Requisito 1:
Duplica, del texto sobre la reforma electoral, el tramo que va desde "Sobre ese punto, la" hasta "los sistemas electorales.".

Texto proporcionado:
Ello es importante porque deja claro, como ya está ocurriendo, cuál es el ideario y el sentido en el que se orienta el ejercicio reformista y esto coadyuva a articular y ordenar la argumentación.

En tercer lugar, se recomienda que la deliberación sea lo más incluyente, plural, amplia y profunda posible, de tal forma que la iniciativa y el producto legislativo resultante adquieran la mayor consistencia y legitimidad.

Al respecto, hemos escuchado la promesa de que así será en el entendido de que la decisión final la tomará la Comisión y la presidenta Sheinbaum, lo cual es más que previsible.

En tercer lugar están los objetivos, que de preferencia deben ser explícitos, no simulados o encubiertos y sí coherentes con la situación que se pretende modificar o relevar.

Sobre ese punto, la teoría histórico-empírica indica que es recomendable hasta cierto punto balancear propósitos tales como representatividad, legitimidad, participación, simplicidad, gobernabilidad, austeridad o eficacia en tanto función-fines de los sistemas electorales.

Lo más difícil, sin duda, es lograr consensos amplios y que los diseños normativos e institucionales sean coherentes y se cumplan de manera suficiente y eficaz.

Enseguida, cobra relevancia la agenda de temas y tópicos objeto de la reforma.

Aquí contamos ya con un listado orientador de la agenda temática, misma que la propia Comisión ha desglosado y seguramente será perfeccionada con rumbo al lanzamiento de las consultas y deliberaciones que comenzarán en el mes de octubre próximo.

Datos registrados:
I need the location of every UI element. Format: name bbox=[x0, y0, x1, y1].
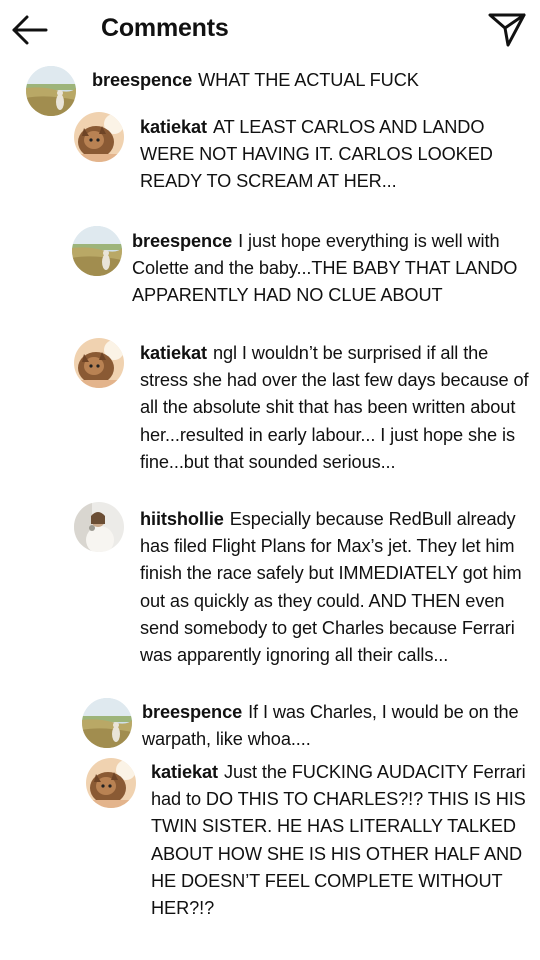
comment-username[interactable]: breespence bbox=[92, 70, 192, 90]
cat-avatar-icon bbox=[86, 758, 136, 808]
back-button[interactable] bbox=[10, 12, 52, 48]
landscape-avatar-icon bbox=[72, 226, 122, 276]
comment-body: Especially because RedBull already has f… bbox=[140, 509, 522, 666]
comment-username[interactable]: breespence bbox=[142, 702, 242, 722]
avatar[interactable] bbox=[82, 698, 132, 748]
cat-avatar-icon bbox=[74, 112, 124, 162]
comment-text: breespence I just hope everything is well… bbox=[132, 228, 527, 310]
avatar[interactable] bbox=[72, 226, 122, 276]
comment-username[interactable]: katiekat bbox=[151, 762, 218, 782]
comment-username[interactable]: hiitshollie bbox=[140, 509, 224, 529]
comment-body: Just the FUCKING AUDACITY Ferrari had to… bbox=[151, 762, 526, 919]
landscape-avatar-icon bbox=[26, 66, 76, 116]
comment-text: katiekat AT LEAST CARLOS AND LANDO WERE N… bbox=[140, 114, 530, 196]
top-bar: Comments bbox=[0, 0, 540, 60]
landscape-avatar-icon bbox=[82, 698, 132, 748]
paper-plane-icon bbox=[488, 13, 526, 47]
comment-text: katiekat ngl I wouldn’t be surprised if a… bbox=[140, 340, 530, 476]
comment-text: breespence WHAT THE ACTUAL FUCK bbox=[92, 67, 522, 94]
avatar[interactable] bbox=[74, 112, 124, 162]
comment-username[interactable]: breespence bbox=[132, 231, 232, 251]
avatar[interactable] bbox=[74, 338, 124, 388]
comment-username[interactable]: katiekat bbox=[140, 343, 207, 363]
comment-text: katiekat Just the FUCKING AUDACITY Ferrar… bbox=[151, 759, 531, 922]
avatar[interactable] bbox=[26, 66, 76, 116]
page-title: Comments bbox=[101, 14, 229, 42]
arrow-left-icon bbox=[12, 15, 48, 45]
comment-username[interactable]: katiekat bbox=[140, 117, 207, 137]
comment-text: hiitshollie Especially because RedBull al… bbox=[140, 506, 530, 669]
share-button[interactable] bbox=[486, 10, 528, 48]
person-avatar-icon bbox=[74, 502, 124, 552]
comment-body: WHAT THE ACTUAL FUCK bbox=[198, 70, 419, 90]
cat-avatar-icon bbox=[74, 338, 124, 388]
avatar[interactable] bbox=[74, 502, 124, 552]
avatar[interactable] bbox=[86, 758, 136, 808]
comment-text: breespence If I was Charles, I would be o… bbox=[142, 699, 522, 753]
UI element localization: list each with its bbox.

Requisito 2:
En los registros, sustituye "landscape-avatar-icon" por "mountain-avatar-icon" en el tramo que va desde la línea que contiene "70, 192, 90]" hasta la que contiene "comment-body: Especially because", ambas incluidas, sin cambiar nada más. Entrega únicamente esas líneas.

Respuesta completa 1:
Sobre ese punto, la teoría histórico-empírica indica que es recomendable hasta cierto punto balancear propósitos tales como representatividad, legitimidad, participación, simplicidad, gobernabilidad, austeridad o eficacia en tanto función-fines de los sistemas electorales.

Respuesta completa 2:
comment-username[interactable]: breespence bbox=[92, 70, 192, 90]
cat-avatar-icon bbox=[86, 758, 136, 808]
back-button[interactable] bbox=[10, 12, 52, 48]
mountain-avatar-icon bbox=[72, 226, 122, 276]
comment-body: Especially because RedBull already has f… bbox=[140, 509, 522, 666]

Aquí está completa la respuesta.